Text provided.
Background:
The public health benefit of suppressive antiviral therapy for reducing the risk of HSV-2 transmission to sex partners may be enhanced if persons at high risk for transmission can be identified.

Objective:
To determine whether clinical severity of genital herpes is associated with increased risk of HSV-2 transmission.

Method:
Analysis of history of genital herpes, observed rate of recurrences and shedding frequency (subset) among participants in a randomized controlled trial of daily valacyclovir 500 mg qd vs. placebo. Overall, 1,484 monogamous HSV-2 serodiscordant couples participated and 41 HSV-2 transmissions occurred during the 8 month trial.

Result:
The mean annual rate of recurrences prior to study entry did not differ between source partners who transmitted and those who did not, 4.8 vs. 5.1 respectively. The mean annualized frequency of reported recurrences during the study also did not differ among those who transmitted vs. those who did not for placebo recipients (4.4 vs. 4.8) or valacyclovir recipients (1.4 vs. 1.3). Among the 41 source partners who transmitted HSV-2, 8 of 27 placebo recipients and 7 of 14 valacyclovir recipients had no recurrences during the study. In the subset of 89 participants who obtained daily swabs for HSV DNA PCR, the shedding rate did not correlate with rate of recurrences prior to study entry (r=0.03; p=0.77) but did correlate with observed rate of recurrences during the study (r=0.43; p<0.001).

Information supplied.

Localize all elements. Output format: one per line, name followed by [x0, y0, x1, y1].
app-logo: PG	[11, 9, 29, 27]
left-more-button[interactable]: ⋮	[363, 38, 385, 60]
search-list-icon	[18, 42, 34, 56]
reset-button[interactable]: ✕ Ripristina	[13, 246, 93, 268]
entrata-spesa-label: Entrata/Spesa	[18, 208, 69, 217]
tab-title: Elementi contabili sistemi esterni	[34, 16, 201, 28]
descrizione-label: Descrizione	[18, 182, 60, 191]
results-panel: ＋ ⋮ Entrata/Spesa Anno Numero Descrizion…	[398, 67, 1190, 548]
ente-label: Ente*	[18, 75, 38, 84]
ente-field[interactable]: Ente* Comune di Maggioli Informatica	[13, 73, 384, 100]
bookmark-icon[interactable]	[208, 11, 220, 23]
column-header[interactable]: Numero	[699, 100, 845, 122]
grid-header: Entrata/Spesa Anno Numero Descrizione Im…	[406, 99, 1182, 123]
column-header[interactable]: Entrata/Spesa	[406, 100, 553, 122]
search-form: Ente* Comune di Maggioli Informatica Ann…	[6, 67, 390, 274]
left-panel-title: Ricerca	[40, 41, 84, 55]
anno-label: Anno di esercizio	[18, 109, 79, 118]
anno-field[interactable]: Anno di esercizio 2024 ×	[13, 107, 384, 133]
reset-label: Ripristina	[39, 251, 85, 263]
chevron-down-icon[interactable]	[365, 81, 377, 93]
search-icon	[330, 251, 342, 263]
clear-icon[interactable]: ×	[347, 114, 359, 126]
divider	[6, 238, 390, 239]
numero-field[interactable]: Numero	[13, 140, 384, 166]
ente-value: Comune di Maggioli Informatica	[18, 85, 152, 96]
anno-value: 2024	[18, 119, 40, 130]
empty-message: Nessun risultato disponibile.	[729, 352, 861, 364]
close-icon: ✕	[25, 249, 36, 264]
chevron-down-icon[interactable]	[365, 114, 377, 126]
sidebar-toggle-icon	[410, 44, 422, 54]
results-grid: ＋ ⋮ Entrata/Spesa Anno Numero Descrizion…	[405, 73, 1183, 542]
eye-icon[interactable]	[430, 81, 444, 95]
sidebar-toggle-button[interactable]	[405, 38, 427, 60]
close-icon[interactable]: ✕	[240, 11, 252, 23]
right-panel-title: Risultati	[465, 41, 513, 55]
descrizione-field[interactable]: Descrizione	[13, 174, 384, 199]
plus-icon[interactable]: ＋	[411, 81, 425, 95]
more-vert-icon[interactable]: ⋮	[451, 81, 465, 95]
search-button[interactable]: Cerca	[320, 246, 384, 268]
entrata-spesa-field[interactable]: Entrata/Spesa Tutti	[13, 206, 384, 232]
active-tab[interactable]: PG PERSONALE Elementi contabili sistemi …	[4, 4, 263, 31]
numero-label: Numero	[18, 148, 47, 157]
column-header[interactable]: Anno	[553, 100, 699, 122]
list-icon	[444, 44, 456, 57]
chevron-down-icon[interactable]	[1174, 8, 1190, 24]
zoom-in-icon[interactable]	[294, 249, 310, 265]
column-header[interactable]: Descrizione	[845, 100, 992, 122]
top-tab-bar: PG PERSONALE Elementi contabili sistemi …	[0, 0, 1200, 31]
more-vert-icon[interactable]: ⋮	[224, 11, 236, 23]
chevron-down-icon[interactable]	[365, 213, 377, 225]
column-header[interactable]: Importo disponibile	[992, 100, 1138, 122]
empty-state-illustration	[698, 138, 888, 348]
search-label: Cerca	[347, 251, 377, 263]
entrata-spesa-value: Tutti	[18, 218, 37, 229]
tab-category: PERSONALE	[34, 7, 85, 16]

Instructions to follow. Copy out the whole text about genital herpes severity and HSV-2 transmission, word for word.

Reply to the task.
Background:
The public health benefit of suppressive antiviral therapy for reducing the risk of HSV-2 transmission to sex partners may be enhanced if persons at high risk for transmission can be identified.

Objective:
To determine whether clinical severity of genital herpes is associated with increased risk of HSV-2 transmission.

Method:
Analysis of history of genital herpes, observed rate of recurrences and shedding frequency (subset) among participants in a randomized controlled trial of daily valacyclovir 500 mg qd vs. placebo. Overall, 1,484 monogamous HSV-2 serodiscordant couples participated and 41 HSV-2 transmissions occurred during the 8 month trial.

Result:
The mean annual rate of recurrences prior to study entry did not differ between source partners who transmitted and those who did not, 4.8 vs. 5.1 respectively. The mean annualized frequency of reported recurrences during the study also did not differ among those who transmitted vs. those who did not for placebo recipients (4.4 vs. 4.8) or valacyclovir recipients (1.4 vs. 1.3). Among the 41 source partners who transmitted HSV-2, 8 of 27 placebo recipients and 7 of 14 valacyclovir recipients had no recurrences during the study. In the subset of 89 participants who obtained daily swabs for HSV DNA PCR, the shedding rate did not correlate with rate of recurrences prior to study entry (r=0.03; p=0.77) but did correlate with observed rate of recurrences during the study (r=0.43; p<0.001).